_THE DATA_.
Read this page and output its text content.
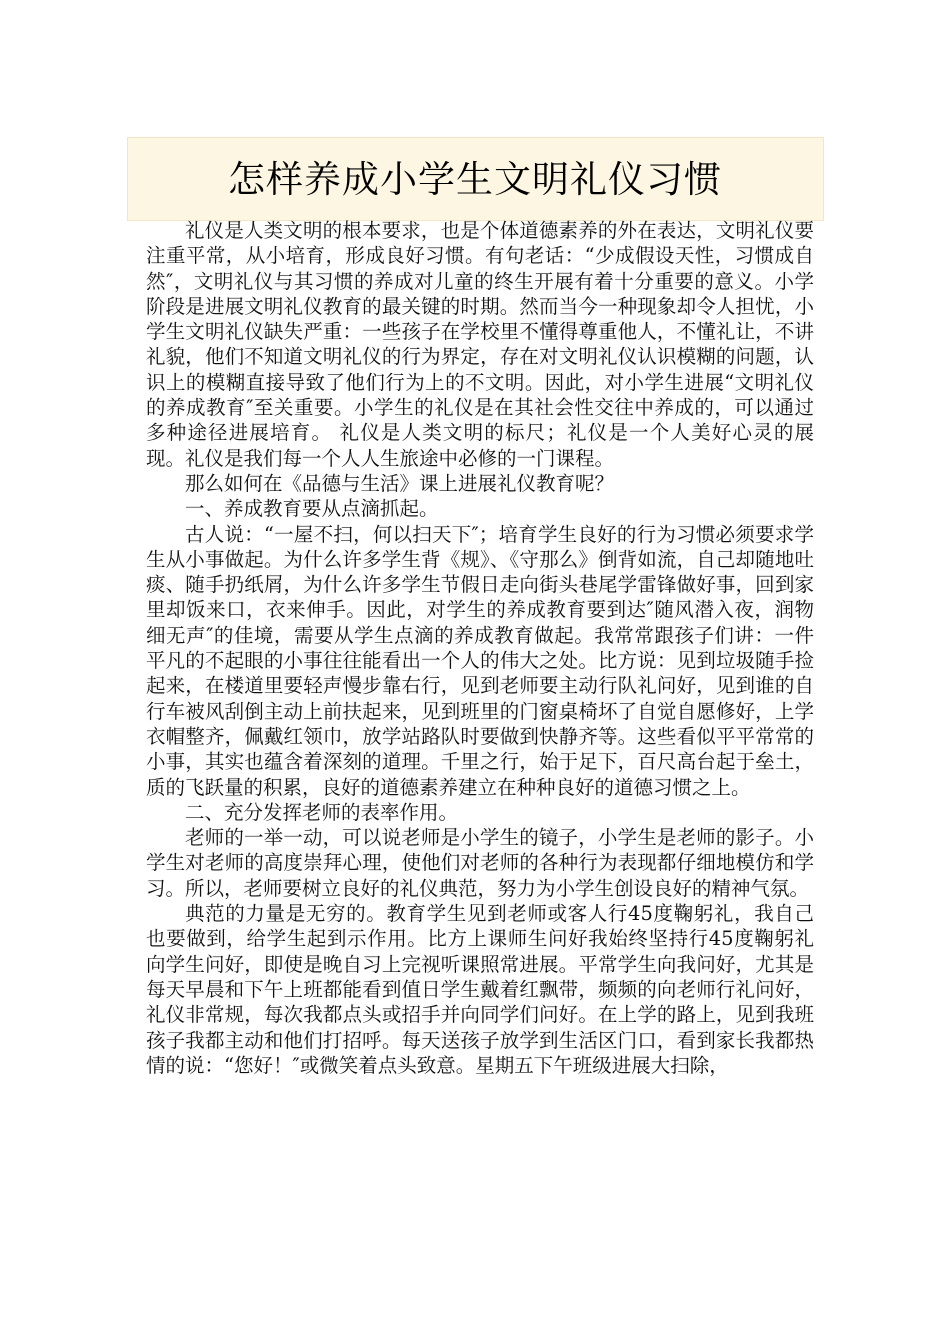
怎样养成小学生文明礼仪习惯

礼仪是人类文明的根本要求，也是个体道德素养的外在表达，文明礼仪要注重平常，从小培育，形成良好习惯。有句老话：“少成假设天性，习惯成自然″，文明礼仪与其习惯的养成对儿童的终生开展有着十分重要的意义。小学阶段是进展文明礼仪教育的最关键的时期。然而当今一种现象却令人担忧，小学生文明礼仪缺失严重：一些孩子在学校里不懂得尊重他人，不懂礼让，不讲礼貌，他们不知道文明礼仪的行为界定，存在对文明礼仪认识模糊的问题，认识上的模糊直接导致了他们行为上的不文明。因此，对小学生进展“文明礼仪的养成教育″至关重要。小学生的礼仪是在其社会性交往中养成的，可以通过多种途径进展培育。 礼仪是人类文明的标尺；礼仪是一个人美好心灵的展现。礼仪是我们每一个人人生旅途中必修的一门课程。

那么如何在《品德与生活》课上进展礼仪教育呢？

一、养成教育要从点滴抓起。

古人说：“一屋不扫，何以扫天下″；培育学生良好的行为习惯必须要求学生从小事做起。为什么许多学生背《规》、《守那么》倒背如流，自己却随地吐痰、随手扔纸屑，为什么许多学生节假日走向街头巷尾学雷锋做好事，回到家里却饭来口，衣来伸手。因此，对学生的养成教育要到达″随风潜入夜，润物细无声″的佳境，需要从学生点滴的养成教育做起。我常常跟孩子们讲：一件平凡的不起眼的小事往往能看出一个人的伟大之处。比方说：见到垃圾随手捡起来，在楼道里要轻声慢步靠右行，见到老师要主动行队礼问好，见到谁的自行车被风刮倒主动上前扶起来，见到班里的门窗桌椅坏了自觉自愿修好，上学衣帽整齐，佩戴红领巾，放学站路队时要做到快静齐等。这些看似平平常常的小事，其实也蕴含着深刻的道理。千里之行，始于足下，百尺高台起于垒土，质的飞跃量的积累，良好的道德素养建立在种种良好的道德习惯之上。

二、充分发挥老师的表率作用。

老师的一举一动，可以说老师是小学生的镜子，小学生是老师的影子。小学生对老师的高度崇拜心理，使他们对老师的各种行为表现都仔细地模仿和学习。所以，老师要树立良好的礼仪典范，努力为小学生创设良好的精神气氛。

典范的力量是无穷的。教育学生见到老师或客人行45度鞠躬礼，我自己也要做到，给学生起到示作用。比方上课师生问好我始终坚持行45度鞠躬礼向学生问好，即使是晚自习上完视听课照常进展。平常学生向我问好，尤其是每天早晨和下午上班都能看到值日学生戴着红飘带，频频的向老师行礼问好，礼仪非常规，每次我都点头或招手并向同学们问好。在上学的路上，见到我班孩子我都主动和他们打招呼。每天送孩子放学到生活区门口，看到家长我都热情的说：“您好！″或微笑着点头致意。星期五下午班级进展大扫除，
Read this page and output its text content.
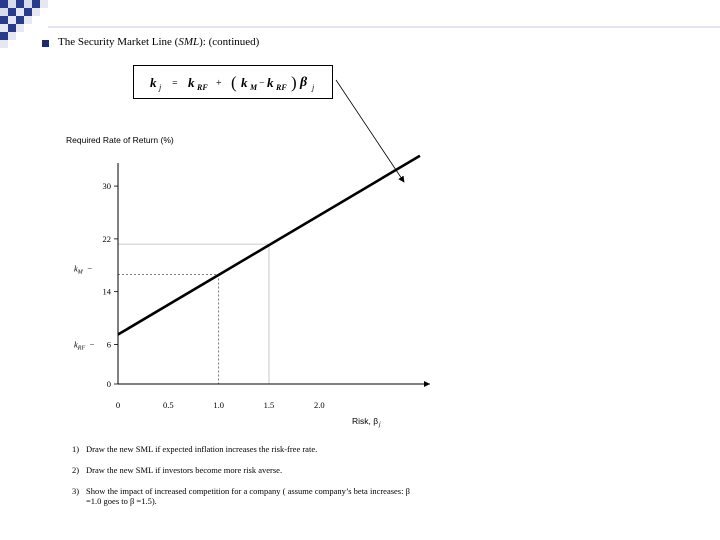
The Security Market Line (SML): (continued)
k j = k RF + ( k M − k RF ) β j
Required Rate of Return (%)
0
6
14
22
30
0	0.5	1.0	1.5	2.0
$k_{RF}$ −
$k_M$ −
Risk, $\beta_j$
1) Draw the new SML if expected inflation increases the risk-free rate.
2) Draw the new SML if investors become more risk averse.
3) Show the impact of increased competition for a company ( assume company’s beta increases: β =1.0 goes to β =1.5).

_WHAT YOU SHOULD DO_. Ignore the images and quote every line of the listing exactly.

_SOLUTION TO THE PROBLEM_.
Read this page and output its text content.
怎样养成小学生文明礼仪习惯

礼仪是人类文明的根本要求，也是个体道德素养的外在表达，文明礼仪要注重平常，从小培育，形成良好习惯。有句老话：“少成假设天性，习惯成自然″，文明礼仪与其习惯的养成对儿童的终生开展有着十分重要的意义。小学阶段是进展文明礼仪教育的最关键的时期。然而当今一种现象却令人担忧，小学生文明礼仪缺失严重：一些孩子在学校里不懂得尊重他人，不懂礼让，不讲礼貌，他们不知道文明礼仪的行为界定，存在对文明礼仪认识模糊的问题，认识上的模糊直接导致了他们行为上的不文明。因此，对小学生进展“文明礼仪的养成教育″至关重要。小学生的礼仪是在其社会性交往中养成的，可以通过多种途径进展培育。 礼仪是人类文明的标尺；礼仪是一个人美好心灵的展现。礼仪是我们每一个人人生旅途中必修的一门课程。

那么如何在《品德与生活》课上进展礼仪教育呢？

一、养成教育要从点滴抓起。

古人说：“一屋不扫，何以扫天下″；培育学生良好的行为习惯必须要求学生从小事做起。为什么许多学生背《规》、《守那么》倒背如流，自己却随地吐痰、随手扔纸屑，为什么许多学生节假日走向街头巷尾学雷锋做好事，回到家里却饭来口，衣来伸手。因此，对学生的养成教育要到达″随风潜入夜，润物细无声″的佳境，需要从学生点滴的养成教育做起。我常常跟孩子们讲：一件平凡的不起眼的小事往往能看出一个人的伟大之处。比方说：见到垃圾随手捡起来，在楼道里要轻声慢步靠右行，见到老师要主动行队礼问好，见到谁的自行车被风刮倒主动上前扶起来，见到班里的门窗桌椅坏了自觉自愿修好，上学衣帽整齐，佩戴红领巾，放学站路队时要做到快静齐等。这些看似平平常常的小事，其实也蕴含着深刻的道理。千里之行，始于足下，百尺高台起于垒土，质的飞跃量的积累，良好的道德素养建立在种种良好的道德习惯之上。

二、充分发挥老师的表率作用。

老师的一举一动，可以说老师是小学生的镜子，小学生是老师的影子。小学生对老师的高度崇拜心理，使他们对老师的各种行为表现都仔细地模仿和学习。所以，老师要树立良好的礼仪典范，努力为小学生创设良好的精神气氛。

典范的力量是无穷的。教育学生见到老师或客人行45度鞠躬礼，我自己也要做到，给学生起到示作用。比方上课师生问好我始终坚持行45度鞠躬礼向学生问好，即使是晚自习上完视听课照常进展。平常学生向我问好，尤其是每天早晨和下午上班都能看到值日学生戴着红飘带，频频的向老师行礼问好，礼仪非常规，每次我都点头或招手并向同学们问好。在上学的路上，见到我班孩子我都主动和他们打招呼。每天送孩子放学到生活区门口，看到家长我都热情的说：“您好！″或微笑着点头致意。星期五下午班级进展大扫除，
Read this page and output its text content.
The Security Market Line (SML): (continued)
k j = k RF + ( k M − k RF ) β j
Required Rate of Return (%)
0
6
14
22
30
0	0.5	1.0	1.5	2.0
$k_{RF}$ −
$k_M$ −
Risk, $\beta_j$
1) Draw the new SML if expected inflation increases the risk-free rate.
2) Draw the new SML if investors become more risk averse.
3) Show the impact of increased competition for a company ( assume company’s beta increases: β =1.0 goes to β =1.5).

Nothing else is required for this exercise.